===== Recorded data =====
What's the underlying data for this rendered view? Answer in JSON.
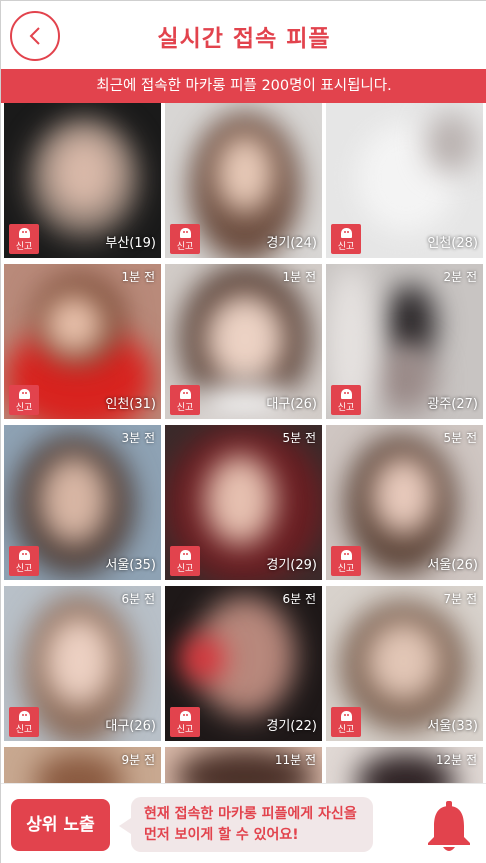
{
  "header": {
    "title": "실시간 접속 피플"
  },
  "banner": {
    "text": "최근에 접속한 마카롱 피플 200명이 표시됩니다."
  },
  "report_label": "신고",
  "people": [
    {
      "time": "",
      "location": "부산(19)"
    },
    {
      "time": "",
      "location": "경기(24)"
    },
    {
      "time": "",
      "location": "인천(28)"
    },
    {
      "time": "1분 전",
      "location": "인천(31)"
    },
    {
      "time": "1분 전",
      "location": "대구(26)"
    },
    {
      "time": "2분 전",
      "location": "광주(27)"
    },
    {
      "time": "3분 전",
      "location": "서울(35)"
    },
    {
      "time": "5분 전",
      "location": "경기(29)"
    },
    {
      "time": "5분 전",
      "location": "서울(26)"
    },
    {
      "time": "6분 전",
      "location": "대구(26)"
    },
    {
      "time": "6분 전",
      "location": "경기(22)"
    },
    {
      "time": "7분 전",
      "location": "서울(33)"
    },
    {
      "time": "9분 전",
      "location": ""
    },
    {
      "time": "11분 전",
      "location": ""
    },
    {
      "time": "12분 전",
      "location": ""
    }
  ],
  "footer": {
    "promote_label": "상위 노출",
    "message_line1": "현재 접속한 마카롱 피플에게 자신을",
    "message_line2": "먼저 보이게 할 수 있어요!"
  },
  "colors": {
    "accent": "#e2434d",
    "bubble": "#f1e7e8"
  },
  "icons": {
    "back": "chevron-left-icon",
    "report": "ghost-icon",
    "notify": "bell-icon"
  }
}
=====
**Stated task:**
Pictures stay out; repeat all the rest of the records exactly.

**Result of the exercise:**
What's the underlying data for this rendered view? Answer in JSON.
{
  "header": {
    "title": "실시간 접속 피플"
  },
  "banner": {
    "text": "최근에 접속한 마카롱 피플 200명이 표시됩니다."
  },
  "report_label": "신고",
  "people": [
    {
      "time": "",
      "location": "부산(19)"
    },
    {
      "time": "",
      "location": "경기(24)"
    },
    {
      "time": "",
      "location": "인천(28)"
    },
    {
      "time": "1분 전",
      "location": "인천(31)"
    },
    {
      "time": "1분 전",
      "location": "대구(26)"
    },
    {
      "time": "2분 전",
      "location": "광주(27)"
    },
    {
      "time": "3분 전",
      "location": "서울(35)"
    },
    {
      "time": "5분 전",
      "location": "경기(29)"
    },
    {
      "time": "5분 전",
      "location": "서울(26)"
    },
    {
      "time": "6분 전",
      "location": "대구(26)"
    },
    {
      "time": "6분 전",
      "location": "경기(22)"
    },
    {
      "time": "7분 전",
      "location": "서울(33)"
    },
    {
      "time": "9분 전",
      "location": ""
    },
    {
      "time": "11분 전",
      "location": ""
    },
    {
      "time": "12분 전",
      "location": ""
    }
  ],
  "footer": {
    "promote_label": "상위 노출",
    "message_line1": "현재 접속한 마카롱 피플에게 자신을",
    "message_line2": "먼저 보이게 할 수 있어요!"
  },
  "colors": {
    "accent": "#e2434d",
    "bubble": "#f1e7e8"
  },
  "icons": {
    "back": "chevron-left-icon",
    "report": "ghost-icon",
    "notify": "bell-icon"
  }
}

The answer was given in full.